# INPUT:

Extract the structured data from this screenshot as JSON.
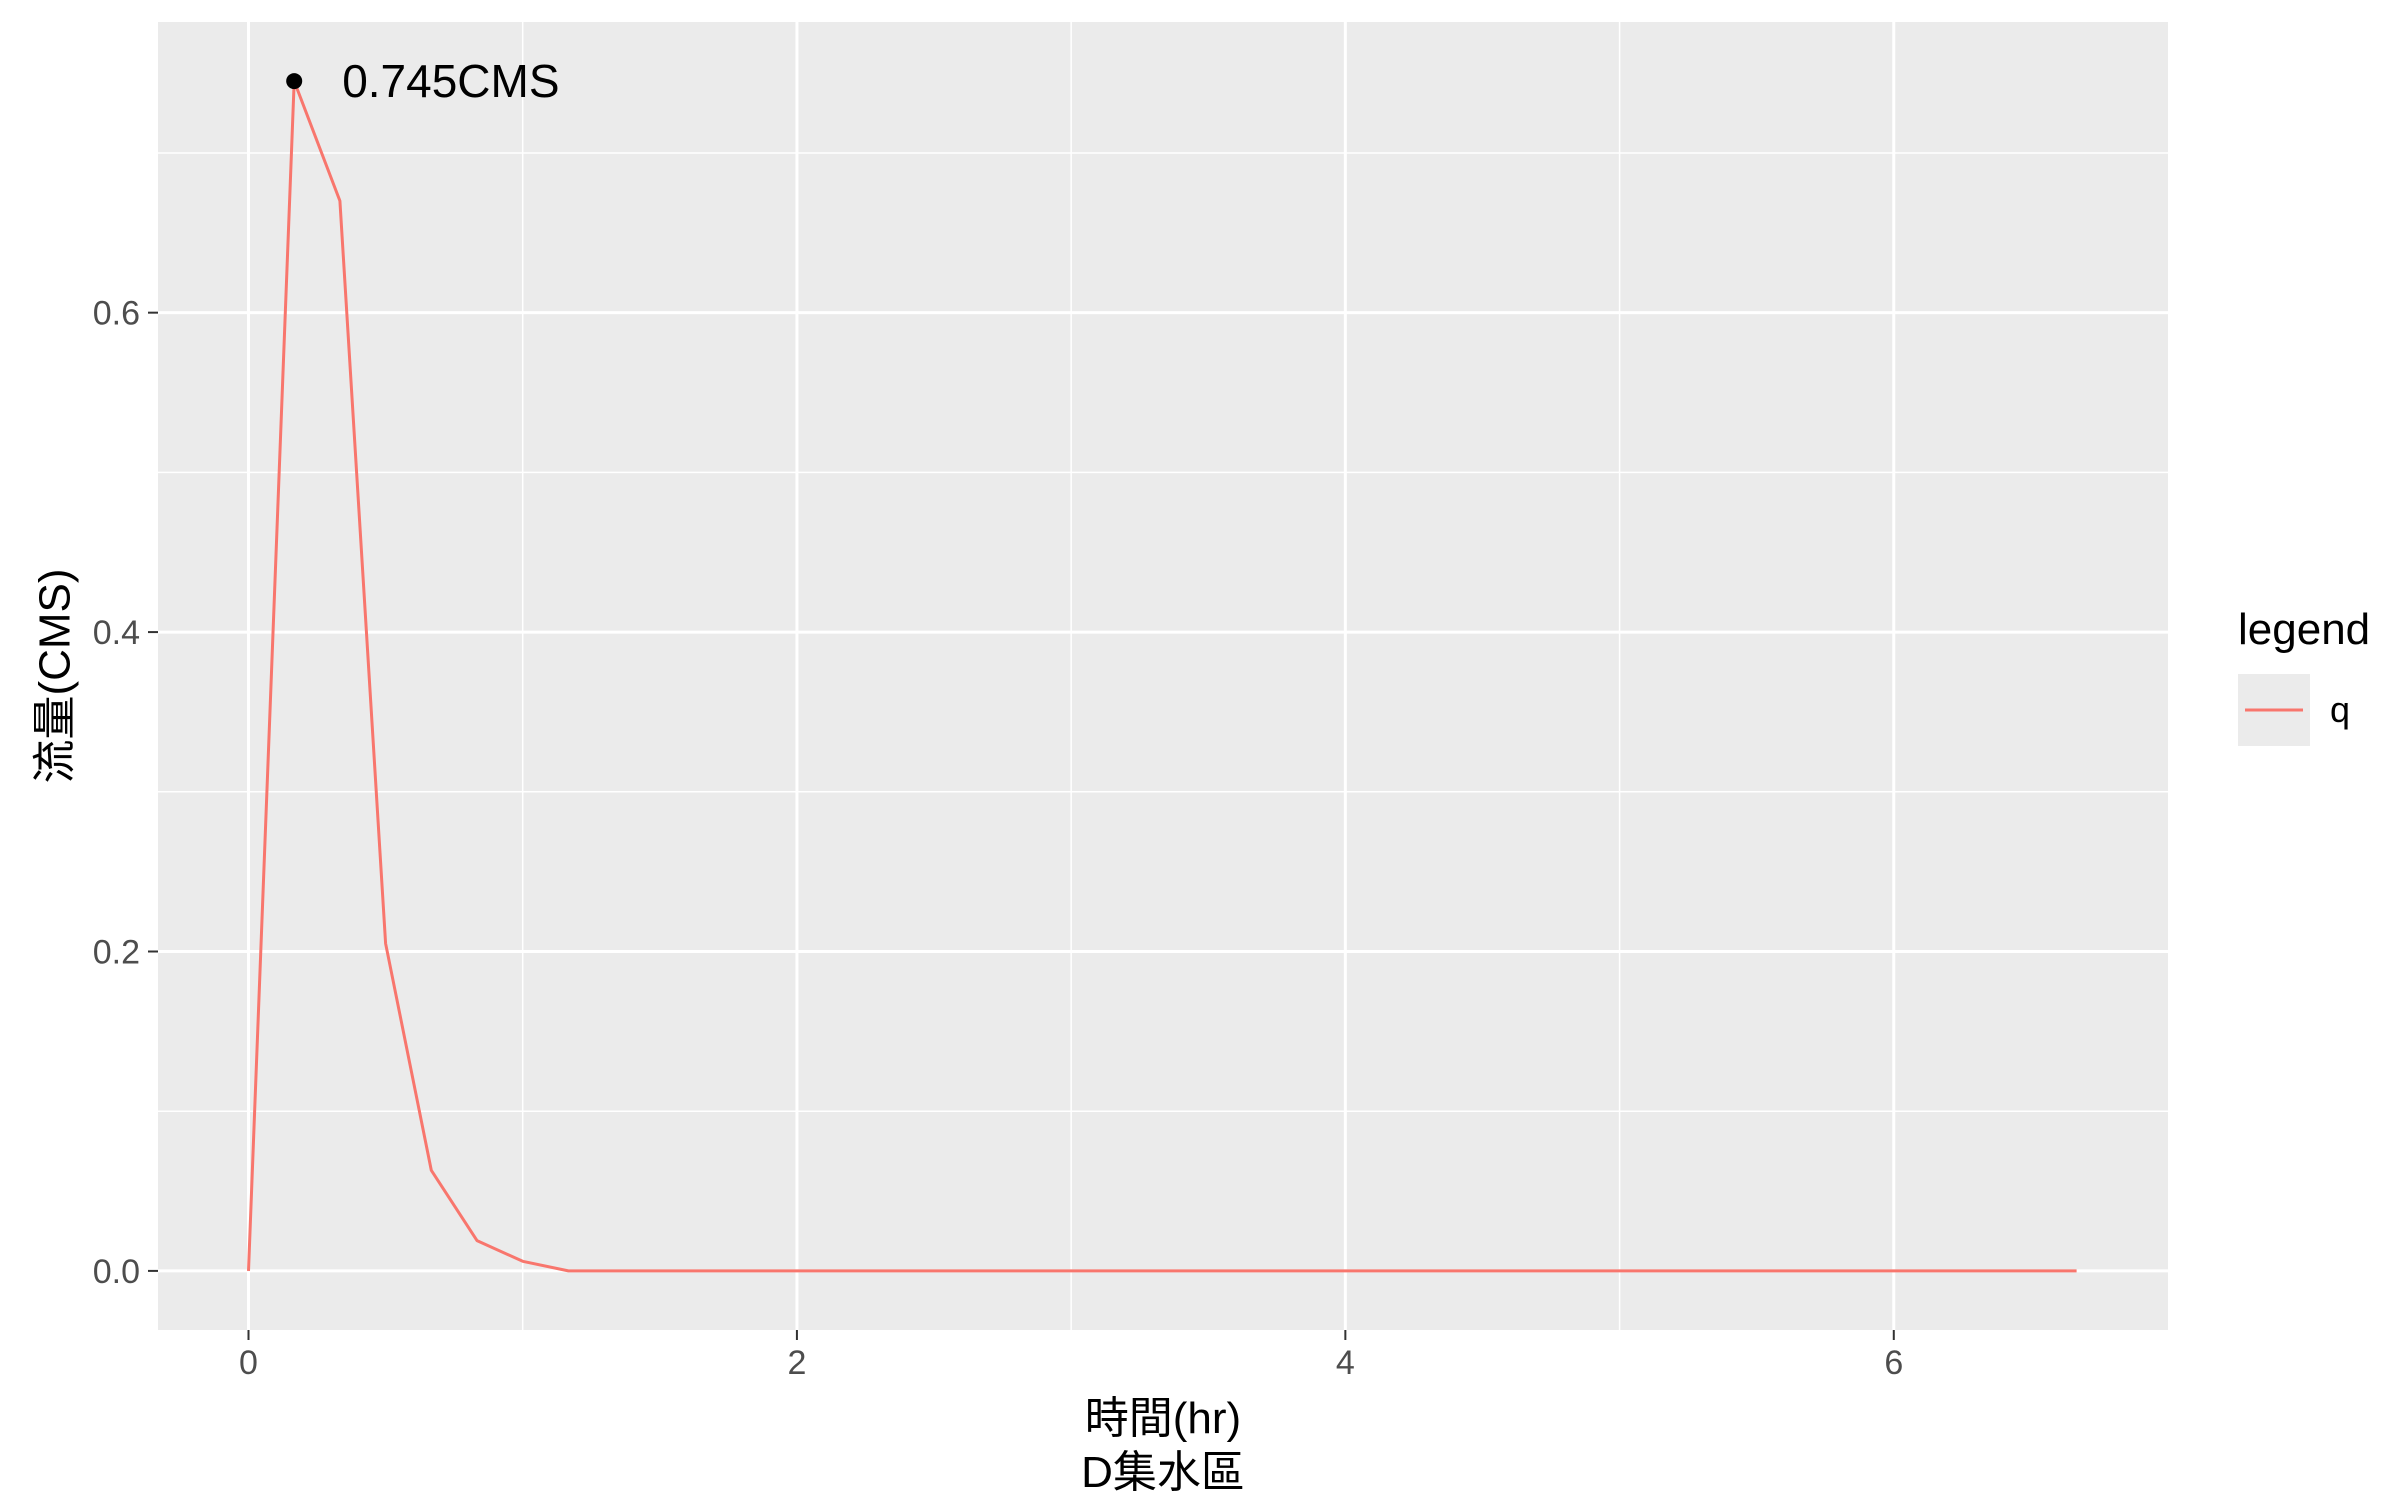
{
  "chart_data": {
    "type": "line",
    "xlabel": "時間(hr)",
    "subtitle_below_xlabel": "D集水區",
    "ylabel": "流量(CMS)",
    "xlim": [
      -0.33,
      7.0
    ],
    "ylim": [
      -0.037,
      0.782
    ],
    "x_ticks": [
      0,
      2,
      4,
      6
    ],
    "x_tick_labels": [
      "0",
      "2",
      "4",
      "6"
    ],
    "y_ticks": [
      0.0,
      0.2,
      0.4,
      0.6
    ],
    "y_tick_labels": [
      "0.0",
      "0.2",
      "0.4",
      "0.6"
    ],
    "grid": true,
    "legend": {
      "title": "legend",
      "position": "right",
      "entries": [
        "q"
      ]
    },
    "series": [
      {
        "name": "q",
        "color": "#F8766D",
        "x": [
          0,
          0.1667,
          0.3333,
          0.5,
          0.6667,
          0.8333,
          1.0,
          1.1667,
          1.3333,
          1.5,
          2.0,
          3.0,
          4.0,
          5.0,
          6.0,
          6.6667
        ],
        "y": [
          0.0,
          0.745,
          0.67,
          0.205,
          0.063,
          0.019,
          0.006,
          0.0,
          0.0,
          0.0,
          0.0,
          0.0,
          0.0,
          0.0,
          0.0,
          0.0
        ]
      }
    ],
    "annotation": {
      "x": 0.1667,
      "y": 0.745,
      "text": "0.745CMS",
      "marker_color": "#000000"
    }
  }
}
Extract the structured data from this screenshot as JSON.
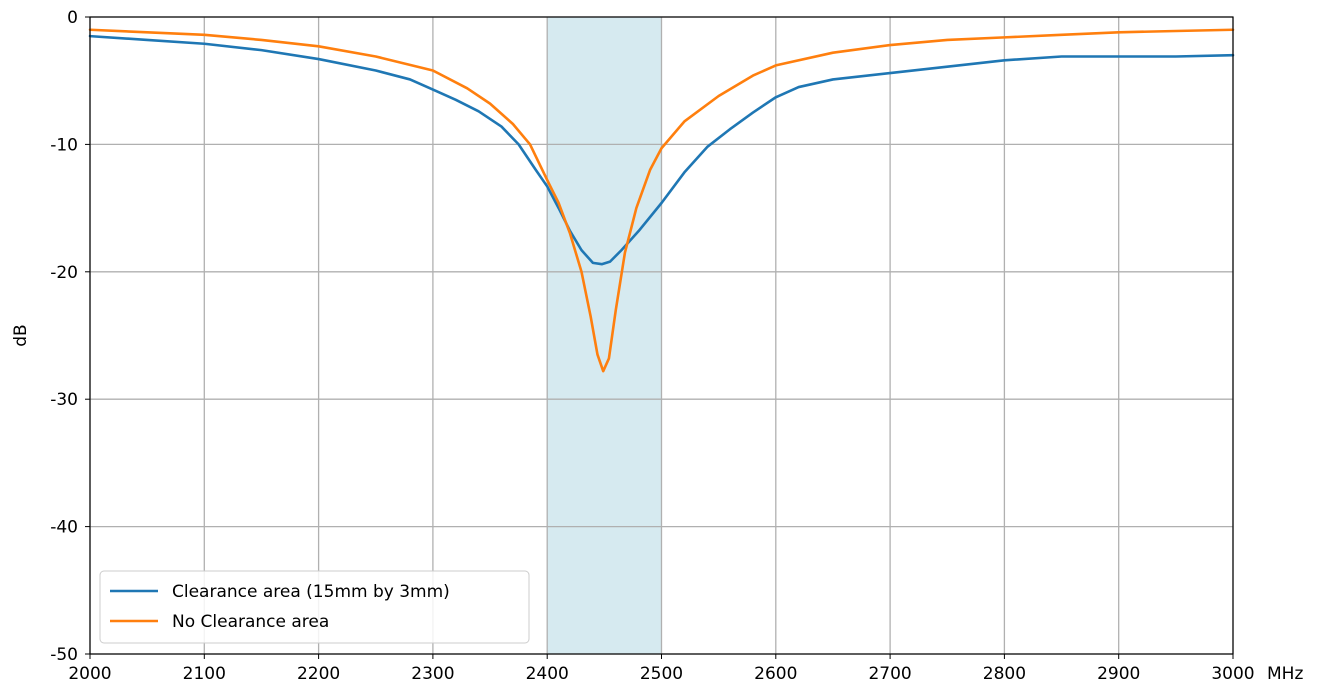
{
  "chart_data": {
    "type": "line",
    "title": "",
    "xlabel": "",
    "ylabel": "dB",
    "x_unit": "MHz",
    "xlim": [
      2000,
      3000
    ],
    "ylim": [
      -50,
      0
    ],
    "x_ticks": [
      2000,
      2100,
      2200,
      2300,
      2400,
      2500,
      2600,
      2700,
      2800,
      2900,
      3000
    ],
    "y_ticks": [
      0,
      -10,
      -20,
      -30,
      -40,
      -50
    ],
    "x_tick_labels": [
      "2000",
      "2100",
      "2200",
      "2300",
      "2400",
      "2500",
      "2600",
      "2700",
      "2800",
      "2900",
      "3000"
    ],
    "y_tick_labels": [
      "0",
      "-10",
      "-20",
      "-30",
      "-40",
      "-50"
    ],
    "grid": true,
    "legend_position": "bottom-left",
    "highlight_band": {
      "x_start": 2400,
      "x_end": 2500,
      "color": "#d6eaf0"
    },
    "series": [
      {
        "name": "Clearance area (15mm by 3mm)",
        "color": "#1f77b4",
        "points": [
          [
            2000,
            -1.5
          ],
          [
            2050,
            -1.8
          ],
          [
            2100,
            -2.1
          ],
          [
            2150,
            -2.6
          ],
          [
            2200,
            -3.3
          ],
          [
            2250,
            -4.2
          ],
          [
            2280,
            -4.9
          ],
          [
            2300,
            -5.7
          ],
          [
            2320,
            -6.5
          ],
          [
            2340,
            -7.4
          ],
          [
            2360,
            -8.6
          ],
          [
            2375,
            -10.0
          ],
          [
            2390,
            -12.0
          ],
          [
            2400,
            -13.3
          ],
          [
            2410,
            -15.0
          ],
          [
            2420,
            -16.8
          ],
          [
            2430,
            -18.3
          ],
          [
            2440,
            -19.3
          ],
          [
            2448,
            -19.4
          ],
          [
            2455,
            -19.2
          ],
          [
            2465,
            -18.3
          ],
          [
            2480,
            -16.8
          ],
          [
            2500,
            -14.6
          ],
          [
            2520,
            -12.2
          ],
          [
            2540,
            -10.2
          ],
          [
            2560,
            -8.8
          ],
          [
            2580,
            -7.5
          ],
          [
            2600,
            -6.3
          ],
          [
            2620,
            -5.5
          ],
          [
            2650,
            -4.9
          ],
          [
            2700,
            -4.4
          ],
          [
            2750,
            -3.9
          ],
          [
            2800,
            -3.4
          ],
          [
            2850,
            -3.1
          ],
          [
            2900,
            -3.1
          ],
          [
            2950,
            -3.1
          ],
          [
            3000,
            -3.0
          ]
        ]
      },
      {
        "name": "No Clearance area",
        "color": "#ff7f0e",
        "points": [
          [
            2000,
            -1.0
          ],
          [
            2050,
            -1.2
          ],
          [
            2100,
            -1.4
          ],
          [
            2150,
            -1.8
          ],
          [
            2200,
            -2.3
          ],
          [
            2250,
            -3.1
          ],
          [
            2300,
            -4.2
          ],
          [
            2330,
            -5.6
          ],
          [
            2350,
            -6.8
          ],
          [
            2370,
            -8.4
          ],
          [
            2385,
            -10.0
          ],
          [
            2400,
            -12.8
          ],
          [
            2410,
            -14.6
          ],
          [
            2420,
            -17.0
          ],
          [
            2430,
            -20.0
          ],
          [
            2438,
            -23.5
          ],
          [
            2444,
            -26.5
          ],
          [
            2449,
            -27.8
          ],
          [
            2454,
            -26.8
          ],
          [
            2460,
            -23.0
          ],
          [
            2468,
            -18.5
          ],
          [
            2478,
            -15.0
          ],
          [
            2490,
            -12.0
          ],
          [
            2500,
            -10.3
          ],
          [
            2520,
            -8.2
          ],
          [
            2550,
            -6.2
          ],
          [
            2580,
            -4.6
          ],
          [
            2600,
            -3.8
          ],
          [
            2650,
            -2.8
          ],
          [
            2700,
            -2.2
          ],
          [
            2750,
            -1.8
          ],
          [
            2800,
            -1.6
          ],
          [
            2850,
            -1.4
          ],
          [
            2900,
            -1.2
          ],
          [
            2950,
            -1.1
          ],
          [
            3000,
            -1.0
          ]
        ]
      }
    ]
  }
}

# GIVEN EXERCISE:
Without the pictures, transcribe the listing above exactly.

# SOLUTION TO THIS TASK:
Extract the structured data from this screenshot as JSON.
{
  "chart_data": {
    "type": "line",
    "xlabel": "時間(hr)",
    "subtitle_below_xlabel": "D集水區",
    "ylabel": "流量(CMS)",
    "xlim": [
      -0.33,
      7.0
    ],
    "ylim": [
      -0.037,
      0.782
    ],
    "x_ticks": [
      0,
      2,
      4,
      6
    ],
    "x_tick_labels": [
      "0",
      "2",
      "4",
      "6"
    ],
    "y_ticks": [
      0.0,
      0.2,
      0.4,
      0.6
    ],
    "y_tick_labels": [
      "0.0",
      "0.2",
      "0.4",
      "0.6"
    ],
    "grid": true,
    "legend": {
      "title": "legend",
      "position": "right",
      "entries": [
        "q"
      ]
    },
    "series": [
      {
        "name": "q",
        "color": "#F8766D",
        "x": [
          0,
          0.1667,
          0.3333,
          0.5,
          0.6667,
          0.8333,
          1.0,
          1.1667,
          1.3333,
          1.5,
          2.0,
          3.0,
          4.0,
          5.0,
          6.0,
          6.6667
        ],
        "y": [
          0.0,
          0.745,
          0.67,
          0.205,
          0.063,
          0.019,
          0.006,
          0.0,
          0.0,
          0.0,
          0.0,
          0.0,
          0.0,
          0.0,
          0.0,
          0.0
        ]
      }
    ],
    "annotation": {
      "x": 0.1667,
      "y": 0.745,
      "text": "0.745CMS",
      "marker_color": "#000000"
    }
  }
}
Extract the structured data from this screenshot as JSON.
{
  "chart_data": {
    "type": "line",
    "title": "",
    "xlabel": "",
    "ylabel": "dB",
    "x_unit": "MHz",
    "xlim": [
      2000,
      3000
    ],
    "ylim": [
      -50,
      0
    ],
    "x_ticks": [
      2000,
      2100,
      2200,
      2300,
      2400,
      2500,
      2600,
      2700,
      2800,
      2900,
      3000
    ],
    "y_ticks": [
      0,
      -10,
      -20,
      -30,
      -40,
      -50
    ],
    "x_tick_labels": [
      "2000",
      "2100",
      "2200",
      "2300",
      "2400",
      "2500",
      "2600",
      "2700",
      "2800",
      "2900",
      "3000"
    ],
    "y_tick_labels": [
      "0",
      "-10",
      "-20",
      "-30",
      "-40",
      "-50"
    ],
    "grid": true,
    "legend_position": "bottom-left",
    "highlight_band": {
      "x_start": 2400,
      "x_end": 2500,
      "color": "#d6eaf0"
    },
    "series": [
      {
        "name": "Clearance area (15mm by 3mm)",
        "color": "#1f77b4",
        "points": [
          [
            2000,
            -1.5
          ],
          [
            2050,
            -1.8
          ],
          [
            2100,
            -2.1
          ],
          [
            2150,
            -2.6
          ],
          [
            2200,
            -3.3
          ],
          [
            2250,
            -4.2
          ],
          [
            2280,
            -4.9
          ],
          [
            2300,
            -5.7
          ],
          [
            2320,
            -6.5
          ],
          [
            2340,
            -7.4
          ],
          [
            2360,
            -8.6
          ],
          [
            2375,
            -10.0
          ],
          [
            2390,
            -12.0
          ],
          [
            2400,
            -13.3
          ],
          [
            2410,
            -15.0
          ],
          [
            2420,
            -16.8
          ],
          [
            2430,
            -18.3
          ],
          [
            2440,
            -19.3
          ],
          [
            2448,
            -19.4
          ],
          [
            2455,
            -19.2
          ],
          [
            2465,
            -18.3
          ],
          [
            2480,
            -16.8
          ],
          [
            2500,
            -14.6
          ],
          [
            2520,
            -12.2
          ],
          [
            2540,
            -10.2
          ],
          [
            2560,
            -8.8
          ],
          [
            2580,
            -7.5
          ],
          [
            2600,
            -6.3
          ],
          [
            2620,
            -5.5
          ],
          [
            2650,
            -4.9
          ],
          [
            2700,
            -4.4
          ],
          [
            2750,
            -3.9
          ],
          [
            2800,
            -3.4
          ],
          [
            2850,
            -3.1
          ],
          [
            2900,
            -3.1
          ],
          [
            2950,
            -3.1
          ],
          [
            3000,
            -3.0
          ]
        ]
      },
      {
        "name": "No Clearance area",
        "color": "#ff7f0e",
        "points": [
          [
            2000,
            -1.0
          ],
          [
            2050,
            -1.2
          ],
          [
            2100,
            -1.4
          ],
          [
            2150,
            -1.8
          ],
          [
            2200,
            -2.3
          ],
          [
            2250,
            -3.1
          ],
          [
            2300,
            -4.2
          ],
          [
            2330,
            -5.6
          ],
          [
            2350,
            -6.8
          ],
          [
            2370,
            -8.4
          ],
          [
            2385,
            -10.0
          ],
          [
            2400,
            -12.8
          ],
          [
            2410,
            -14.6
          ],
          [
            2420,
            -17.0
          ],
          [
            2430,
            -20.0
          ],
          [
            2438,
            -23.5
          ],
          [
            2444,
            -26.5
          ],
          [
            2449,
            -27.8
          ],
          [
            2454,
            -26.8
          ],
          [
            2460,
            -23.0
          ],
          [
            2468,
            -18.5
          ],
          [
            2478,
            -15.0
          ],
          [
            2490,
            -12.0
          ],
          [
            2500,
            -10.3
          ],
          [
            2520,
            -8.2
          ],
          [
            2550,
            -6.2
          ],
          [
            2580,
            -4.6
          ],
          [
            2600,
            -3.8
          ],
          [
            2650,
            -2.8
          ],
          [
            2700,
            -2.2
          ],
          [
            2750,
            -1.8
          ],
          [
            2800,
            -1.6
          ],
          [
            2850,
            -1.4
          ],
          [
            2900,
            -1.2
          ],
          [
            2950,
            -1.1
          ],
          [
            3000,
            -1.0
          ]
        ]
      }
    ]
  }
}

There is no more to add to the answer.